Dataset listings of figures
####
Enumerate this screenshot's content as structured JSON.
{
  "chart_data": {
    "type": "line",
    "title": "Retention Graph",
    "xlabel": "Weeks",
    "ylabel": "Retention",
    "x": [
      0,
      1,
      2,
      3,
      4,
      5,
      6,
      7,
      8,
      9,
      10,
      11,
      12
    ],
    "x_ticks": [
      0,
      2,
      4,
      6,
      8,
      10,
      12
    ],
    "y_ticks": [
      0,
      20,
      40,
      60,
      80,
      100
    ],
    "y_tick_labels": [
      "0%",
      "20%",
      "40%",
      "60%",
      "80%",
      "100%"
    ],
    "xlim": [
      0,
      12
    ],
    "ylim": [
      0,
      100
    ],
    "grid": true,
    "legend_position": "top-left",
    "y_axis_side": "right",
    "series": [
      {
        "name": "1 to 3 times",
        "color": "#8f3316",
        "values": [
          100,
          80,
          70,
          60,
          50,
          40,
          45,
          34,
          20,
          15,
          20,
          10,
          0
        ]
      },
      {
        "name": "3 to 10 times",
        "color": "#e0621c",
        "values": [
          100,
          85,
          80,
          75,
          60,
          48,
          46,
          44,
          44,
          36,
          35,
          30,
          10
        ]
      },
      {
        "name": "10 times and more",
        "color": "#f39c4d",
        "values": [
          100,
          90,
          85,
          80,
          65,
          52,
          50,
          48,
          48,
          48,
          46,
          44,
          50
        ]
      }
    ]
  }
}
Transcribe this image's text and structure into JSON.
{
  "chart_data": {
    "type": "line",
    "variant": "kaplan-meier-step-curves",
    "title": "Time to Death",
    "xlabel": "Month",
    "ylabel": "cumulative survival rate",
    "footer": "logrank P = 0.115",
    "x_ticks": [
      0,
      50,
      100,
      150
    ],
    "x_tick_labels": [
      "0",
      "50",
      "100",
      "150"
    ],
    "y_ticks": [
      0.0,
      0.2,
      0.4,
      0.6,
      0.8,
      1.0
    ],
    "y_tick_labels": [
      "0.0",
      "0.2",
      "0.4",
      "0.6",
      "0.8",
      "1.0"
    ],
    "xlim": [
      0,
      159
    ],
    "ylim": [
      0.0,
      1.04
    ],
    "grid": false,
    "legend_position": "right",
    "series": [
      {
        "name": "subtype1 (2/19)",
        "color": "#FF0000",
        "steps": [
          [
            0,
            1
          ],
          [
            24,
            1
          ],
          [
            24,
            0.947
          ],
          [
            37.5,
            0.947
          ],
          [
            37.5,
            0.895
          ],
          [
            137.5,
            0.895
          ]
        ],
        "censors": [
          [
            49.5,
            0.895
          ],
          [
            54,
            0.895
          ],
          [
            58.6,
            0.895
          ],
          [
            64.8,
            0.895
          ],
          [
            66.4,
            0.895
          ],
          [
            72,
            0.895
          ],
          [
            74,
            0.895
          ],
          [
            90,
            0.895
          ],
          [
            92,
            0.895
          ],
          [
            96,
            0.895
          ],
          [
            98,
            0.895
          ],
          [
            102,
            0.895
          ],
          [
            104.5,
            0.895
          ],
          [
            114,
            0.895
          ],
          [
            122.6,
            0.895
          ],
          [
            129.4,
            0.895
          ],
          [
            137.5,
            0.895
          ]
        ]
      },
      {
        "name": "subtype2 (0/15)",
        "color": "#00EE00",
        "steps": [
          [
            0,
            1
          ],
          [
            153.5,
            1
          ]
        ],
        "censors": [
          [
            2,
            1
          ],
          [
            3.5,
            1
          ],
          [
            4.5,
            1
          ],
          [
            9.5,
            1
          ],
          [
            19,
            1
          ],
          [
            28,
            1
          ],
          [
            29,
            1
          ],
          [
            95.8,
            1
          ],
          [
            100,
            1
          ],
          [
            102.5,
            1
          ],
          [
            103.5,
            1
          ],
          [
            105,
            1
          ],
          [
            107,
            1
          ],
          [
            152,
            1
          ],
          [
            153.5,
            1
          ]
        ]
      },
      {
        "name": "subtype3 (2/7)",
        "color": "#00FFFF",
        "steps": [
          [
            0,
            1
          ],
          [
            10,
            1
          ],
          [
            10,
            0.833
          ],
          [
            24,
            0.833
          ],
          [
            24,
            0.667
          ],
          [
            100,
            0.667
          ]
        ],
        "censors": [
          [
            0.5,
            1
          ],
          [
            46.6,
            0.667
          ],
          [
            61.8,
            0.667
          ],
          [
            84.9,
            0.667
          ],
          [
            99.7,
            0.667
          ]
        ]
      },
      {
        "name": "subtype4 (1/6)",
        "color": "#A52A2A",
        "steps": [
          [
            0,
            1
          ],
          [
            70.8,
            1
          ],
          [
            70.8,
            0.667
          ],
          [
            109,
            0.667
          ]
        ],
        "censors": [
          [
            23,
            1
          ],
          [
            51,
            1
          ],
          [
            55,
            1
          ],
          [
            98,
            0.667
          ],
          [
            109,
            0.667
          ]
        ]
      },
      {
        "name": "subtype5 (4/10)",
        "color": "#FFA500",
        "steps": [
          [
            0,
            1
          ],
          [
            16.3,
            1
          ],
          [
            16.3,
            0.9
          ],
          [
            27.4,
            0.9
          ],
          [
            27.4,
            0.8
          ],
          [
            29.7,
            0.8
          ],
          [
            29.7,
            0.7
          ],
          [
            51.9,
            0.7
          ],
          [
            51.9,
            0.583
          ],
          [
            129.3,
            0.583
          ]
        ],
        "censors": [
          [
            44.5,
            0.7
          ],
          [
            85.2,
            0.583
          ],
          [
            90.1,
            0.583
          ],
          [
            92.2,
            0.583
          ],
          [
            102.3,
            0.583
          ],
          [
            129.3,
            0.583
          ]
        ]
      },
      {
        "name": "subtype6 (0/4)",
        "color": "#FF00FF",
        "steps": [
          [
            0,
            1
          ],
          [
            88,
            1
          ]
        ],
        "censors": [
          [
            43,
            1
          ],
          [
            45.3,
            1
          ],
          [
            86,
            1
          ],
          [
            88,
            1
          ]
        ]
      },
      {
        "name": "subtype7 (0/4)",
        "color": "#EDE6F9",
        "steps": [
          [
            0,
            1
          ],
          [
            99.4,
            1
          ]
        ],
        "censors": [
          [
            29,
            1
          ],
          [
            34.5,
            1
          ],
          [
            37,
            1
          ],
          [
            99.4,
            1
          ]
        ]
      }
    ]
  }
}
####
_What this task involves_
The records above are to be copied in full, exactly as written.

_The result_
Enumerate this screenshot's content as structured JSON.
{
  "chart_data": {
    "type": "line",
    "title": "Retention Graph",
    "xlabel": "Weeks",
    "ylabel": "Retention",
    "x": [
      0,
      1,
      2,
      3,
      4,
      5,
      6,
      7,
      8,
      9,
      10,
      11,
      12
    ],
    "x_ticks": [
      0,
      2,
      4,
      6,
      8,
      10,
      12
    ],
    "y_ticks": [
      0,
      20,
      40,
      60,
      80,
      100
    ],
    "y_tick_labels": [
      "0%",
      "20%",
      "40%",
      "60%",
      "80%",
      "100%"
    ],
    "xlim": [
      0,
      12
    ],
    "ylim": [
      0,
      100
    ],
    "grid": true,
    "legend_position": "top-left",
    "y_axis_side": "right",
    "series": [
      {
        "name": "1 to 3 times",
        "color": "#8f3316",
        "values": [
          100,
          80,
          70,
          60,
          50,
          40,
          45,
          34,
          20,
          15,
          20,
          10,
          0
        ]
      },
      {
        "name": "3 to 10 times",
        "color": "#e0621c",
        "values": [
          100,
          85,
          80,
          75,
          60,
          48,
          46,
          44,
          44,
          36,
          35,
          30,
          10
        ]
      },
      {
        "name": "10 times and more",
        "color": "#f39c4d",
        "values": [
          100,
          90,
          85,
          80,
          65,
          52,
          50,
          48,
          48,
          48,
          46,
          44,
          50
        ]
      }
    ]
  }
}
Transcribe this image's text and structure into JSON.
{
  "chart_data": {
    "type": "line",
    "variant": "kaplan-meier-step-curves",
    "title": "Time to Death",
    "xlabel": "Month",
    "ylabel": "cumulative survival rate",
    "footer": "logrank P = 0.115",
    "x_ticks": [
      0,
      50,
      100,
      150
    ],
    "x_tick_labels": [
      "0",
      "50",
      "100",
      "150"
    ],
    "y_ticks": [
      0.0,
      0.2,
      0.4,
      0.6,
      0.8,
      1.0
    ],
    "y_tick_labels": [
      "0.0",
      "0.2",
      "0.4",
      "0.6",
      "0.8",
      "1.0"
    ],
    "xlim": [
      0,
      159
    ],
    "ylim": [
      0.0,
      1.04
    ],
    "grid": false,
    "legend_position": "right",
    "series": [
      {
        "name": "subtype1 (2/19)",
        "color": "#FF0000",
        "steps": [
          [
            0,
            1
          ],
          [
            24,
            1
          ],
          [
            24,
            0.947
          ],
          [
            37.5,
            0.947
          ],
          [
            37.5,
            0.895
          ],
          [
            137.5,
            0.895
          ]
        ],
        "censors": [
          [
            49.5,
            0.895
          ],
          [
            54,
            0.895
          ],
          [
            58.6,
            0.895
          ],
          [
            64.8,
            0.895
          ],
          [
            66.4,
            0.895
          ],
          [
            72,
            0.895
          ],
          [
            74,
            0.895
          ],
          [
            90,
            0.895
          ],
          [
            92,
            0.895
          ],
          [
            96,
            0.895
          ],
          [
            98,
            0.895
          ],
          [
            102,
            0.895
          ],
          [
            104.5,
            0.895
          ],
          [
            114,
            0.895
          ],
          [
            122.6,
            0.895
          ],
          [
            129.4,
            0.895
          ],
          [
            137.5,
            0.895
          ]
        ]
      },
      {
        "name": "subtype2 (0/15)",
        "color": "#00EE00",
        "steps": [
          [
            0,
            1
          ],
          [
            153.5,
            1
          ]
        ],
        "censors": [
          [
            2,
            1
          ],
          [
            3.5,
            1
          ],
          [
            4.5,
            1
          ],
          [
            9.5,
            1
          ],
          [
            19,
            1
          ],
          [
            28,
            1
          ],
          [
            29,
            1
          ],
          [
            95.8,
            1
          ],
          [
            100,
            1
          ],
          [
            102.5,
            1
          ],
          [
            103.5,
            1
          ],
          [
            105,
            1
          ],
          [
            107,
            1
          ],
          [
            152,
            1
          ],
          [
            153.5,
            1
          ]
        ]
      },
      {
        "name": "subtype3 (2/7)",
        "color": "#00FFFF",
        "steps": [
          [
            0,
            1
          ],
          [
            10,
            1
          ],
          [
            10,
            0.833
          ],
          [
            24,
            0.833
          ],
          [
            24,
            0.667
          ],
          [
            100,
            0.667
          ]
        ],
        "censors": [
          [
            0.5,
            1
          ],
          [
            46.6,
            0.667
          ],
          [
            61.8,
            0.667
          ],
          [
            84.9,
            0.667
          ],
          [
            99.7,
            0.667
          ]
        ]
      },
      {
        "name": "subtype4 (1/6)",
        "color": "#A52A2A",
        "steps": [
          [
            0,
            1
          ],
          [
            70.8,
            1
          ],
          [
            70.8,
            0.667
          ],
          [
            109,
            0.667
          ]
        ],
        "censors": [
          [
            23,
            1
          ],
          [
            51,
            1
          ],
          [
            55,
            1
          ],
          [
            98,
            0.667
          ],
          [
            109,
            0.667
          ]
        ]
      },
      {
        "name": "subtype5 (4/10)",
        "color": "#FFA500",
        "steps": [
          [
            0,
            1
          ],
          [
            16.3,
            1
          ],
          [
            16.3,
            0.9
          ],
          [
            27.4,
            0.9
          ],
          [
            27.4,
            0.8
          ],
          [
            29.7,
            0.8
          ],
          [
            29.7,
            0.7
          ],
          [
            51.9,
            0.7
          ],
          [
            51.9,
            0.583
          ],
          [
            129.3,
            0.583
          ]
        ],
        "censors": [
          [
            44.5,
            0.7
          ],
          [
            85.2,
            0.583
          ],
          [
            90.1,
            0.583
          ],
          [
            92.2,
            0.583
          ],
          [
            102.3,
            0.583
          ],
          [
            129.3,
            0.583
          ]
        ]
      },
      {
        "name": "subtype6 (0/4)",
        "color": "#FF00FF",
        "steps": [
          [
            0,
            1
          ],
          [
            88,
            1
          ]
        ],
        "censors": [
          [
            43,
            1
          ],
          [
            45.3,
            1
          ],
          [
            86,
            1
          ],
          [
            88,
            1
          ]
        ]
      },
      {
        "name": "subtype7 (0/4)",
        "color": "#EDE6F9",
        "steps": [
          [
            0,
            1
          ],
          [
            99.4,
            1
          ]
        ],
        "censors": [
          [
            29,
            1
          ],
          [
            34.5,
            1
          ],
          [
            37,
            1
          ],
          [
            99.4,
            1
          ]
        ]
      }
    ]
  }
}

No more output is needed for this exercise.